>> Start

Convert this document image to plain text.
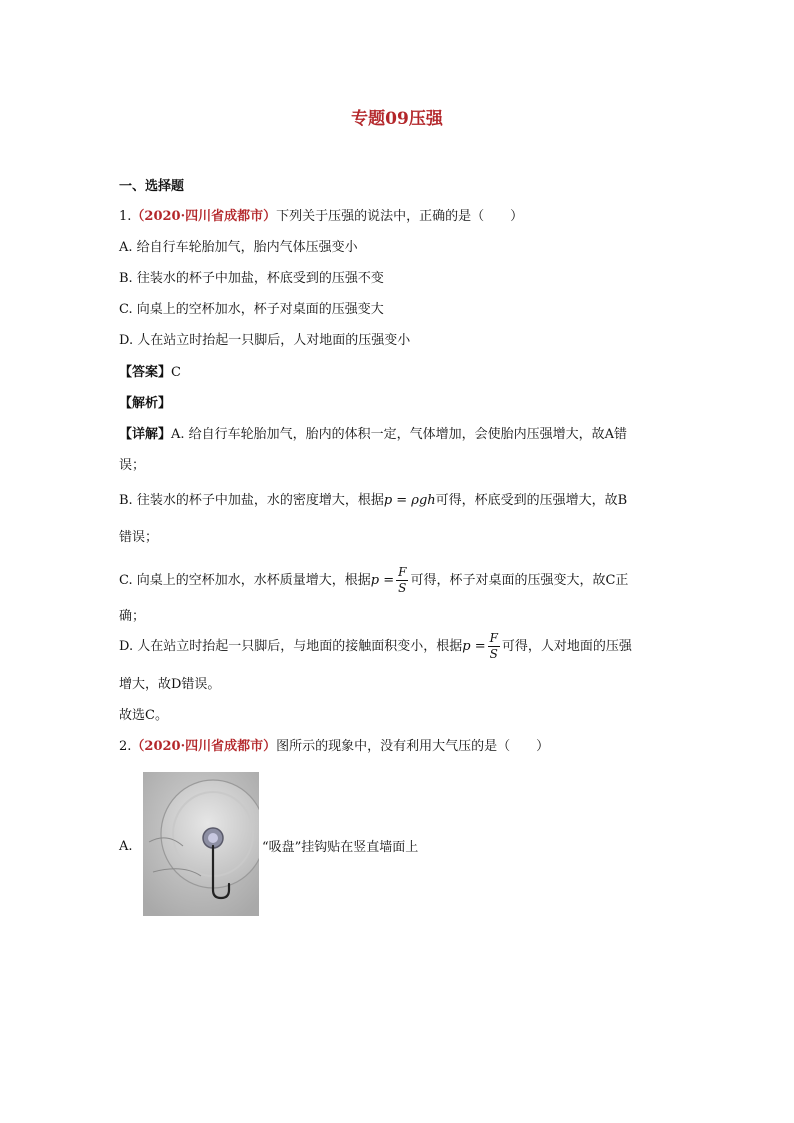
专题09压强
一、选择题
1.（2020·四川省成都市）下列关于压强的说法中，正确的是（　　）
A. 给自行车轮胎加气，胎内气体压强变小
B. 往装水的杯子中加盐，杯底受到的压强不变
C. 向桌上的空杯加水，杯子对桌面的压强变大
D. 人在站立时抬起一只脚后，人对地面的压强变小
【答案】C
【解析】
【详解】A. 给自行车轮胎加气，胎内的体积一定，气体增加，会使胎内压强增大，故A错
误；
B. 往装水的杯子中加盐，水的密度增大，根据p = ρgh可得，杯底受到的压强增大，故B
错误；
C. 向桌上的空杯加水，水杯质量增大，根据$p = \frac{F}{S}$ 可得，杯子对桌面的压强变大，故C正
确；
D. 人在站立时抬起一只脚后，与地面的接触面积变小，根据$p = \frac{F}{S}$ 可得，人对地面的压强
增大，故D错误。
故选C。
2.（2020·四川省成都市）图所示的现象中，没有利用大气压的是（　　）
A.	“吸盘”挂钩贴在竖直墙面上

>> End
>> Start

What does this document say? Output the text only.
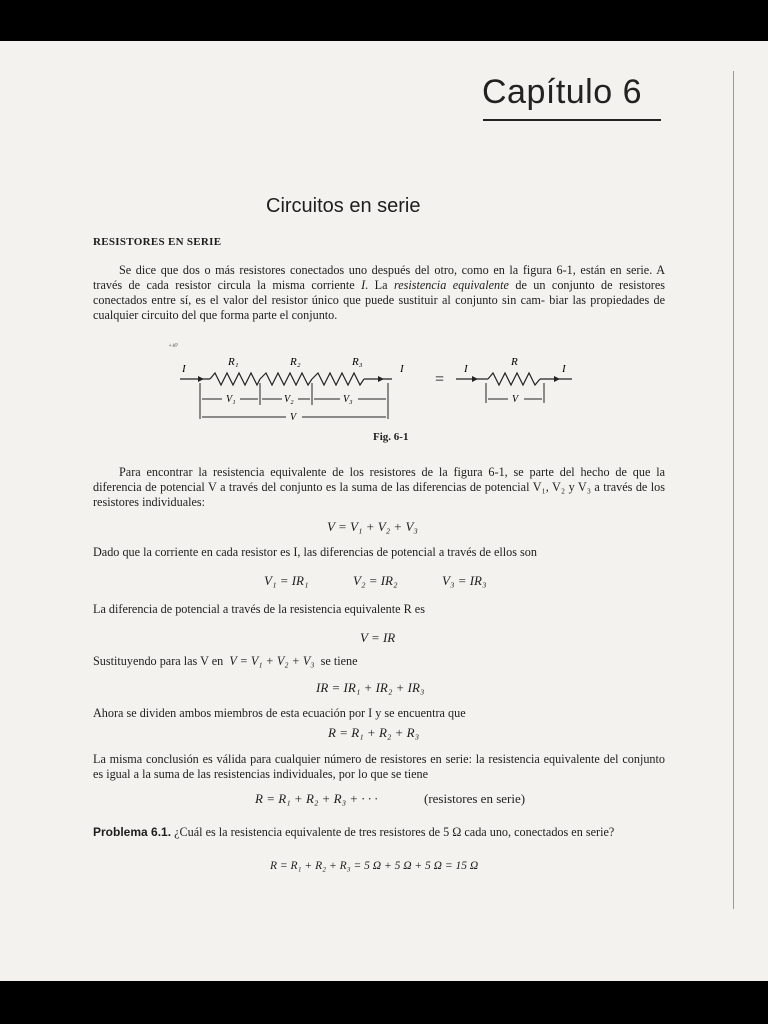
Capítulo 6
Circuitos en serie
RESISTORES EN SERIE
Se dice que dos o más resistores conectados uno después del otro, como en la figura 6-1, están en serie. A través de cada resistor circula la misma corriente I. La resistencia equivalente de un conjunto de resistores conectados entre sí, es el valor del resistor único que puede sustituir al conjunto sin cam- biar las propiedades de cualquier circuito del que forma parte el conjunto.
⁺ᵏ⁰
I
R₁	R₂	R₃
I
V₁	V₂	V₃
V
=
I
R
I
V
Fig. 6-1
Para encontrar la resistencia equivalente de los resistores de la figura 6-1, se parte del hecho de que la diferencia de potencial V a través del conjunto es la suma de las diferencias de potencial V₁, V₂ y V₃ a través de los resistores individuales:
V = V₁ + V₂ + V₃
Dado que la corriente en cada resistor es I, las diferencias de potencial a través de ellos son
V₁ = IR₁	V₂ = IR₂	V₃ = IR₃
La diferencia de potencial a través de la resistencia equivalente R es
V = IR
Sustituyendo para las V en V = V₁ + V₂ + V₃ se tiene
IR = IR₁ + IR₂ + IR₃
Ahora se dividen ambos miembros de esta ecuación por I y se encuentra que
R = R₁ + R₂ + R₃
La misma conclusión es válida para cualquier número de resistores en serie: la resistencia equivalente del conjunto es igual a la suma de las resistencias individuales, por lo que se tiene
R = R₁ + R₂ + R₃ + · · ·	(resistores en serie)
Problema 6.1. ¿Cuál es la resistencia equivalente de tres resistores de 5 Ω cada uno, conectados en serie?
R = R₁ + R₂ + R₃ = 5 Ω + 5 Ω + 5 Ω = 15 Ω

>> End
>> Start

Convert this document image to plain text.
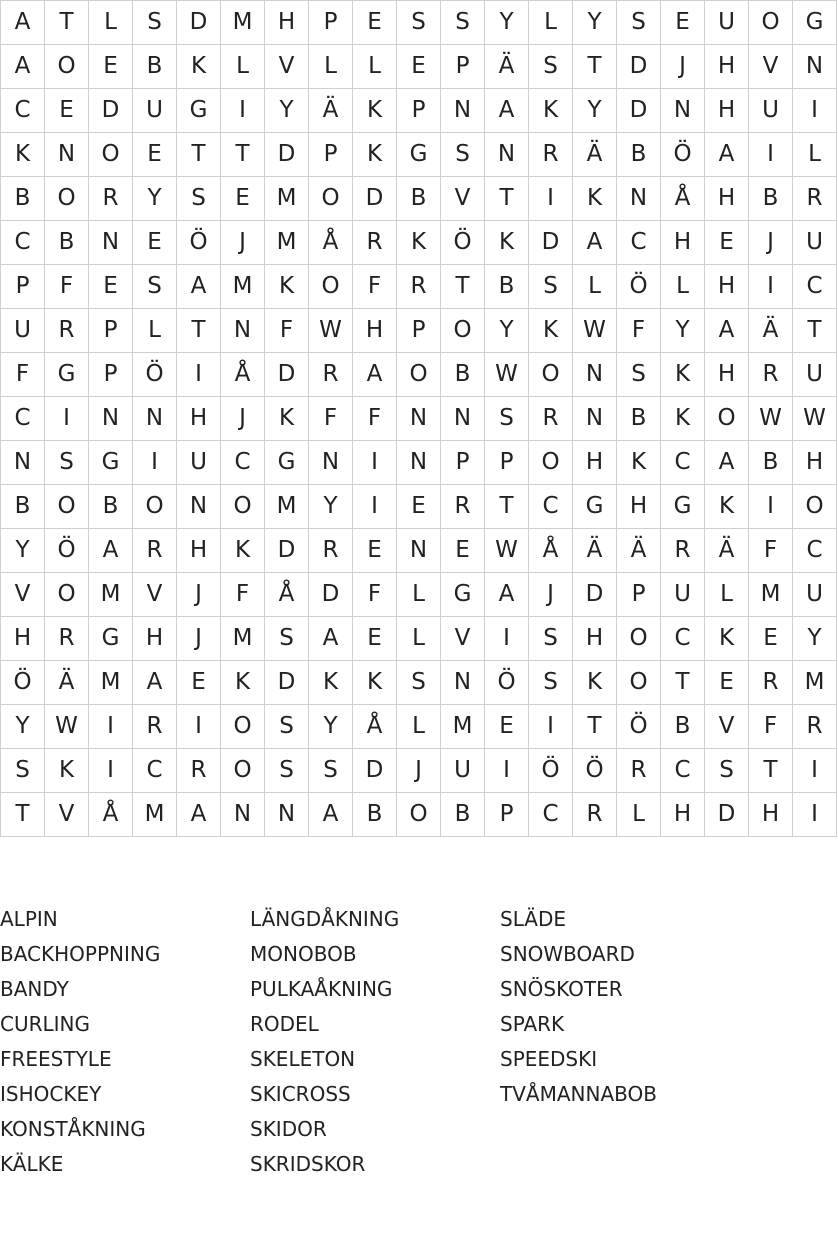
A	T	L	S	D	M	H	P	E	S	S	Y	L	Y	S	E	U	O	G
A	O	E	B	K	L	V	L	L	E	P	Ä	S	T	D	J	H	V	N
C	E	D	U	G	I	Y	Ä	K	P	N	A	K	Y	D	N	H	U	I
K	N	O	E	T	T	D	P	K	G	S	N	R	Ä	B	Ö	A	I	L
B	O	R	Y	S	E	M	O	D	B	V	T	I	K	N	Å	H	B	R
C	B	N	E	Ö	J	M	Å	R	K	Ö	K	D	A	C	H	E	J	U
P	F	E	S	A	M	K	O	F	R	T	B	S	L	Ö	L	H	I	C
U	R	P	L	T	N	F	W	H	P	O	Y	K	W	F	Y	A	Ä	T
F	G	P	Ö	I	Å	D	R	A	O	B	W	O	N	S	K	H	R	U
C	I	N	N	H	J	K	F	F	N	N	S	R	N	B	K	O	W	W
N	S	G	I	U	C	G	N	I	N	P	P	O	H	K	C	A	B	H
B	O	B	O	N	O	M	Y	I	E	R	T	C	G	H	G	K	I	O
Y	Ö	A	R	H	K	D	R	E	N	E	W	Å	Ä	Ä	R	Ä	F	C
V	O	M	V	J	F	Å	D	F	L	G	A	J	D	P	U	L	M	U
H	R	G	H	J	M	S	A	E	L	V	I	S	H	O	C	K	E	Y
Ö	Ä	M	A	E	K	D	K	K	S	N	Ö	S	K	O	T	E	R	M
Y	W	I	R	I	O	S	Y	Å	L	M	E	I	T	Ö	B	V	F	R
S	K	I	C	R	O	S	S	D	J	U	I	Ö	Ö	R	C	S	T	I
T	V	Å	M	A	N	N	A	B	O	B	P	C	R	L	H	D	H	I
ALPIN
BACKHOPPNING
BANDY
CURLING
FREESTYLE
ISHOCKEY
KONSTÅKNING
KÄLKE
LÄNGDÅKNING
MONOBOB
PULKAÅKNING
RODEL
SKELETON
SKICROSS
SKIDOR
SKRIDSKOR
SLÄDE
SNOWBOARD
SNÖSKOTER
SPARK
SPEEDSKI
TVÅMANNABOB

>> End

Written exercise>
Every line of the listing that holds "人在站立时抬起一只脚后" is to be counted; give only the resulting number.

Problem solution>
2